Stored records
· · · · · · ·

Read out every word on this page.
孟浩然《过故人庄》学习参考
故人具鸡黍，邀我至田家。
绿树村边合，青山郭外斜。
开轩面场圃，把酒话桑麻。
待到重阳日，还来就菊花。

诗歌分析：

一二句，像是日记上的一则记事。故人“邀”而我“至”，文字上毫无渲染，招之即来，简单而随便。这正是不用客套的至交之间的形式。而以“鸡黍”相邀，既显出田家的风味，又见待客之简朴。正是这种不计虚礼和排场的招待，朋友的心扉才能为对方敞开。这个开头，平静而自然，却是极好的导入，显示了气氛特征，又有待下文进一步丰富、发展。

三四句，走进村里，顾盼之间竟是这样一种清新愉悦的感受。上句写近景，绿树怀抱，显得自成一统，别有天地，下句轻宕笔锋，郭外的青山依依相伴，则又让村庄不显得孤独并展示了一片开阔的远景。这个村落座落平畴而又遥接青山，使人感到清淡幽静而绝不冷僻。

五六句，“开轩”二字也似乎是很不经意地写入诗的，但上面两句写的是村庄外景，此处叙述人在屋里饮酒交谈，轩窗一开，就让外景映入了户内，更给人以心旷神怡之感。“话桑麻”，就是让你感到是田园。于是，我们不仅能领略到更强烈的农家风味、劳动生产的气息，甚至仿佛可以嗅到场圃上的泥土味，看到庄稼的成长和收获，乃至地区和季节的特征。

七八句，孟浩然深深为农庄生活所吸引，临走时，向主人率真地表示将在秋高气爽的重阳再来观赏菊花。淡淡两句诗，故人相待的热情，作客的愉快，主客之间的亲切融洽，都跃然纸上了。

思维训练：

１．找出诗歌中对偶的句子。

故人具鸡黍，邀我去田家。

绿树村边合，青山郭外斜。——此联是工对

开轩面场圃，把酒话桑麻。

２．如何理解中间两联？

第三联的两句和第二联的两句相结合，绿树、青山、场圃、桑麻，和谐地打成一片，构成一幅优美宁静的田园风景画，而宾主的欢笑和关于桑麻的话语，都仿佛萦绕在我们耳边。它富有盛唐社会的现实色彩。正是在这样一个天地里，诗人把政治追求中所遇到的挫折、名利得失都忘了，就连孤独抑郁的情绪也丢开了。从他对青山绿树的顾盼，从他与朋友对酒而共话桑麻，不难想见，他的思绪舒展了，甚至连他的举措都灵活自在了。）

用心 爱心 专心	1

· · · · · · ·

= THE EXERCISE =
Repeat the data verbatim.

= THE RESULT =
Read out every word on this page.
孟浩然《过故人庄》学习参考
故人具鸡黍，邀我至田家。
绿树村边合，青山郭外斜。
开轩面场圃，把酒话桑麻。
待到重阳日，还来就菊花。

诗歌分析：

一二句，像是日记上的一则记事。故人“邀”而我“至”，文字上毫无渲染，招之即来，简单而随便。这正是不用客套的至交之间的形式。而以“鸡黍”相邀，既显出田家的风味，又见待客之简朴。正是这种不计虚礼和排场的招待，朋友的心扉才能为对方敞开。这个开头，平静而自然，却是极好的导入，显示了气氛特征，又有待下文进一步丰富、发展。

三四句，走进村里，顾盼之间竟是这样一种清新愉悦的感受。上句写近景，绿树怀抱，显得自成一统，别有天地，下句轻宕笔锋，郭外的青山依依相伴，则又让村庄不显得孤独并展示了一片开阔的远景。这个村落座落平畴而又遥接青山，使人感到清淡幽静而绝不冷僻。

五六句，“开轩”二字也似乎是很不经意地写入诗的，但上面两句写的是村庄外景，此处叙述人在屋里饮酒交谈，轩窗一开，就让外景映入了户内，更给人以心旷神怡之感。“话桑麻”，就是让你感到是田园。于是，我们不仅能领略到更强烈的农家风味、劳动生产的气息，甚至仿佛可以嗅到场圃上的泥土味，看到庄稼的成长和收获，乃至地区和季节的特征。

七八句，孟浩然深深为农庄生活所吸引，临走时，向主人率真地表示将在秋高气爽的重阳再来观赏菊花。淡淡两句诗，故人相待的热情，作客的愉快，主客之间的亲切融洽，都跃然纸上了。

思维训练：

１．找出诗歌中对偶的句子。

故人具鸡黍，邀我去田家。

绿树村边合，青山郭外斜。——此联是工对

开轩面场圃，把酒话桑麻。

２．如何理解中间两联？

第三联的两句和第二联的两句相结合，绿树、青山、场圃、桑麻，和谐地打成一片，构成一幅优美宁静的田园风景画，而宾主的欢笑和关于桑麻的话语，都仿佛萦绕在我们耳边。它富有盛唐社会的现实色彩。正是在这样一个天地里，诗人把政治追求中所遇到的挫折、名利得失都忘了，就连孤独抑郁的情绪也丢开了。从他对青山绿树的顾盼，从他与朋友对酒而共话桑麻，不难想见，他的思绪舒展了，甚至连他的举措都灵活自在了。）

用心 爱心 专心	1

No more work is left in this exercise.